[Do this] Scan the listing below. Report each line that includes "screenshot".

Start

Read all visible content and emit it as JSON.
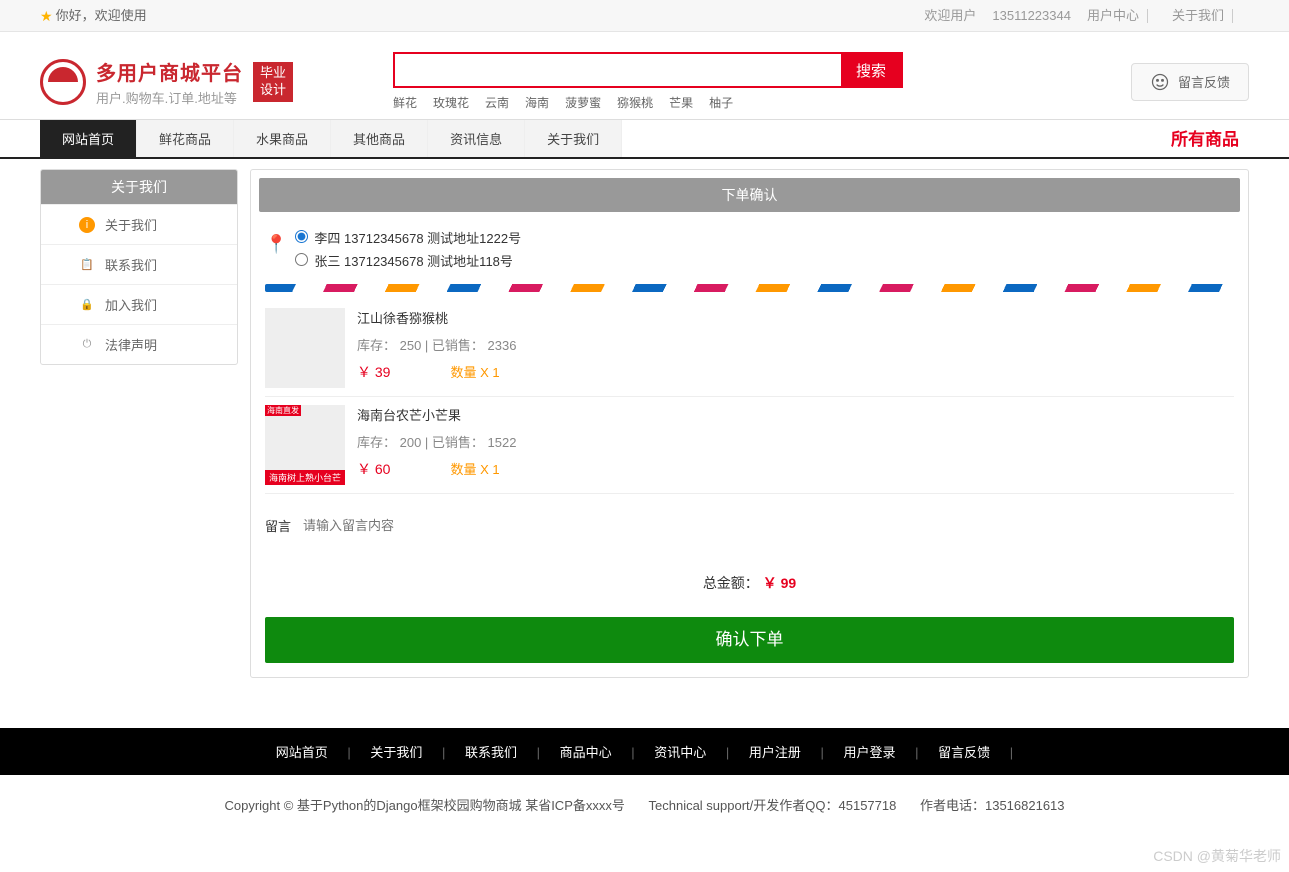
{
  "topbar": {
    "welcome": "你好，欢迎使用",
    "welcome_user": "欢迎用户",
    "phone": "13511223344",
    "user_center": "用户中心",
    "about": "关于我们"
  },
  "logo": {
    "title": "多用户商城平台",
    "subtitle": "用户.购物车.订单.地址等",
    "tag1": "毕业",
    "tag2": "设计"
  },
  "search": {
    "placeholder": "",
    "button": "搜索",
    "hot": [
      "鲜花",
      "玫瑰花",
      "云南",
      "海南",
      "菠萝蜜",
      "猕猴桃",
      "芒果",
      "柚子"
    ]
  },
  "msg_button": "留言反馈",
  "nav": {
    "items": [
      "网站首页",
      "鲜花商品",
      "水果商品",
      "其他商品",
      "资讯信息",
      "关于我们"
    ],
    "all": "所有商品"
  },
  "sidebar": {
    "title": "关于我们",
    "items": [
      "关于我们",
      "联系我们",
      "加入我们",
      "法律声明"
    ]
  },
  "order": {
    "title": "下单确认",
    "addresses": [
      "李四 13712345678 测试地址1222号",
      "张三 13712345678 测试地址118号"
    ],
    "products": [
      {
        "name": "江山徐香猕猴桃",
        "stock_label": "库存：",
        "stock": "250",
        "sold_label": "已销售：",
        "sold": "2336",
        "price": "￥ 39",
        "qty": "数量 X 1",
        "img_class": "kiwi"
      },
      {
        "name": "海南台农芒小芒果",
        "stock_label": "库存：",
        "stock": "200",
        "sold_label": "已销售：",
        "sold": "1522",
        "price": "￥ 60",
        "qty": "数量 X 1",
        "img_class": "mango"
      }
    ],
    "remark_label": "留言",
    "remark_placeholder": "请输入留言内容",
    "total_label": "总金额：",
    "total_amount": "￥ 99",
    "confirm": "确认下单"
  },
  "footer": {
    "links": [
      "网站首页",
      "关于我们",
      "联系我们",
      "商品中心",
      "资讯中心",
      "用户注册",
      "用户登录",
      "留言反馈"
    ],
    "copyright1": "Copyright © 基于Python的Django框架校园购物商城 某省ICP备xxxx号",
    "copyright2": "Technical support/开发作者QQ：45157718",
    "copyright3": "作者电话：13516821613"
  },
  "watermark": "CSDN @黄菊华老师"
}
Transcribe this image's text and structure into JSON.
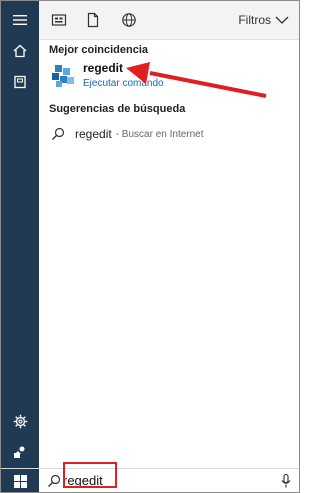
{
  "topbar": {
    "filters_label": "Filtros"
  },
  "results": {
    "best_match_title": "Mejor coincidencia",
    "best_match_name": "regedit",
    "best_match_sub": "Ejecutar comando",
    "suggestions_title": "Sugerencias de búsqueda",
    "suggestion_query": "regedit",
    "suggestion_hint": "- Buscar en Internet"
  },
  "search": {
    "value": "regedit"
  },
  "colors": {
    "rail": "#1f3a52",
    "accent": "#1a67b4",
    "annotation": "#e02020"
  }
}
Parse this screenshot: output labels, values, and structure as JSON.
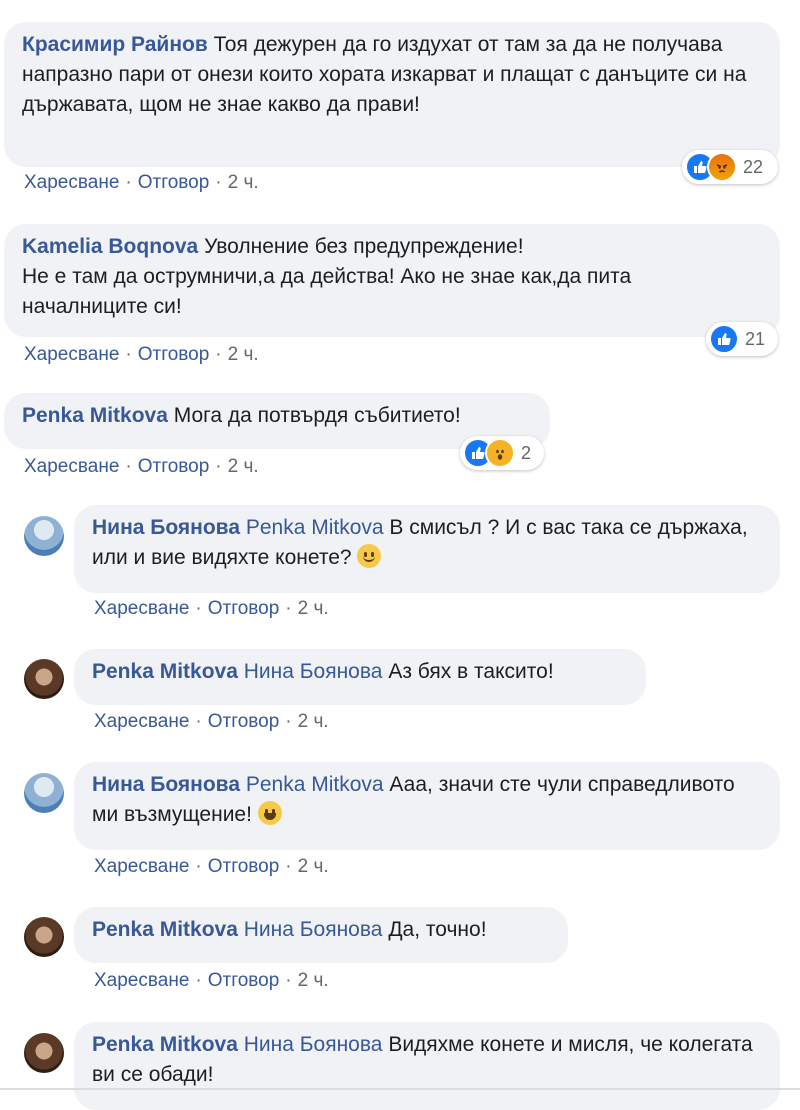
{
  "action_labels": {
    "like": "Харесване",
    "reply": "Отговор",
    "separator": "·"
  },
  "comments": [
    {
      "author": "Красимир Райнов",
      "text": "Тоя дежурен да го издухат от там за да не получава напразно пари от онези които хората изкарват и плащат с данъците си на държавата, щом не знае какво да прави!",
      "time": "2 ч.",
      "reactions": {
        "icons": [
          "like-icon",
          "angry-icon"
        ],
        "count": "22"
      }
    },
    {
      "author": "Kamelia Boqnova",
      "text_line1": "Уволнение без предупреждение!",
      "text_line2": "Не е там да острумничи,а да действа! Ако не знае как,да пита началниците си!",
      "time": "2 ч.",
      "reactions": {
        "icons": [
          "like-icon"
        ],
        "count": "21"
      }
    },
    {
      "author": "Penka Mitkova",
      "text": "Мога да потвърдя събитието!",
      "time": "2 ч.",
      "reactions": {
        "icons": [
          "like-icon",
          "wow-icon"
        ],
        "count": "2"
      }
    }
  ],
  "replies": [
    {
      "author": "Нина Боянова",
      "mention": "Penka Mitkova",
      "text": "В смисъл ? И с вас така се държаха, или и вие видяхте конете?",
      "emoji": "smiling-face-icon",
      "time": "2 ч."
    },
    {
      "author": "Penka Mitkova",
      "mention": "Нина Боянова",
      "text": "Аз бях в таксито!",
      "time": "2 ч."
    },
    {
      "author": "Нина Боянова",
      "mention": "Penka Mitkova",
      "text": "Ааа, значи сте чули справедливото ми възмущение!",
      "emoji": "grinning-face-icon",
      "time": "2 ч."
    },
    {
      "author": "Penka Mitkova",
      "mention": "Нина Боянова",
      "text": "Да, точно!",
      "time": "2 ч."
    },
    {
      "author": "Penka Mitkova",
      "mention": "Нина Боянова",
      "text": "Видяхме конете и мисля, че колегата ви се обади!"
    }
  ],
  "colors": {
    "name": "#385898",
    "bubble": "#f0f2f5",
    "like": "#1877f2",
    "meta": "#65676b"
  }
}
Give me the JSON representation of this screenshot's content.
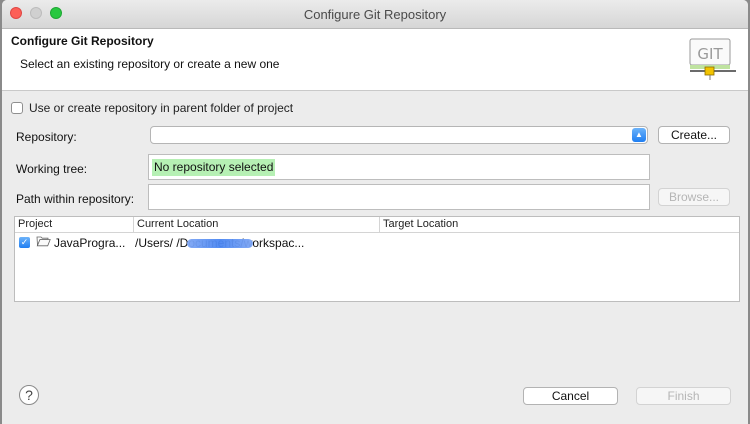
{
  "window": {
    "title": "Configure Git Repository"
  },
  "header": {
    "title": "Configure Git Repository",
    "subtitle": "Select an existing repository or create a new one",
    "icon_text": "GIT"
  },
  "form": {
    "parent_checkbox_label": "Use or create repository in parent folder of project",
    "parent_checked": false,
    "repository_label": "Repository:",
    "repository_value": "",
    "create_label": "Create...",
    "working_tree_label": "Working tree:",
    "working_tree_value": "No repository selected",
    "path_label": "Path within repository:",
    "path_value": "",
    "browse_label": "Browse..."
  },
  "table": {
    "columns": [
      "Project",
      "Current Location",
      "Target Location"
    ],
    "rows": [
      {
        "checked": true,
        "project": "JavaProgra...",
        "current_location": "/Users/                    /Documents/workspac...",
        "target_location": ""
      }
    ]
  },
  "footer": {
    "help_glyph": "?",
    "cancel_label": "Cancel",
    "finish_label": "Finish"
  },
  "colors": {
    "highlight": "#b6f0b4",
    "accent": "#1f7ef2",
    "redaction": "#4a86f2"
  }
}
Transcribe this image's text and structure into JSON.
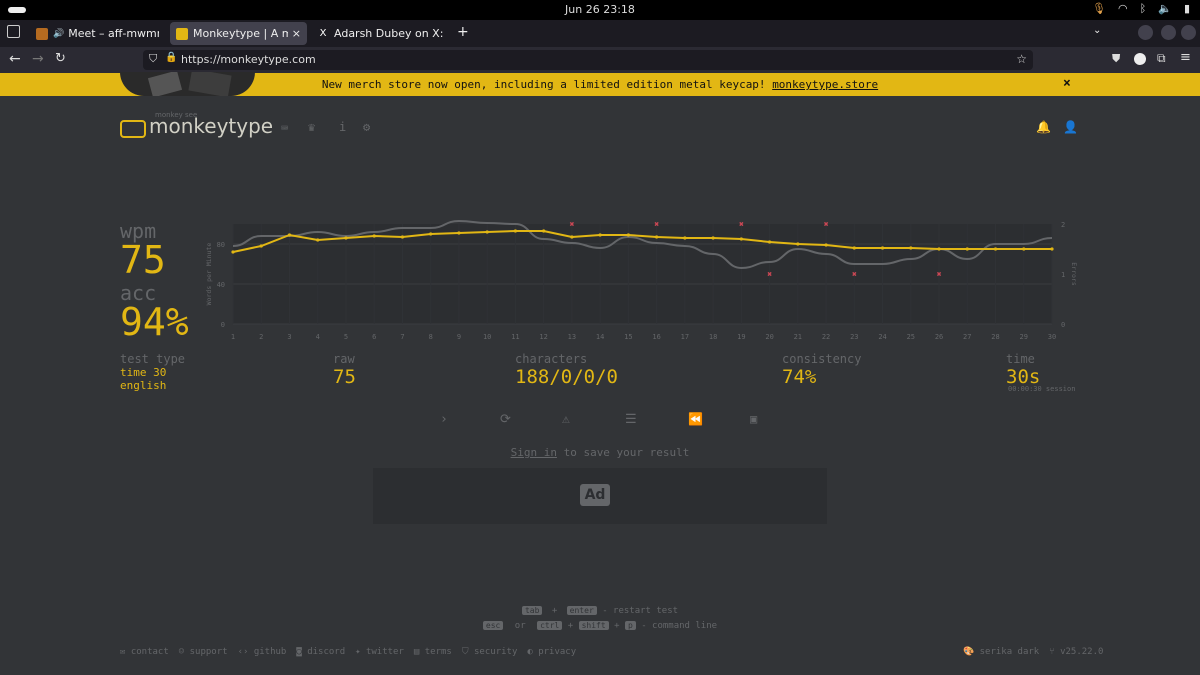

End

[Solution for this exercise]
Parse this screenshot: output labels, values, and structure as JSON.
Give me the JSON representation of this screenshot's content.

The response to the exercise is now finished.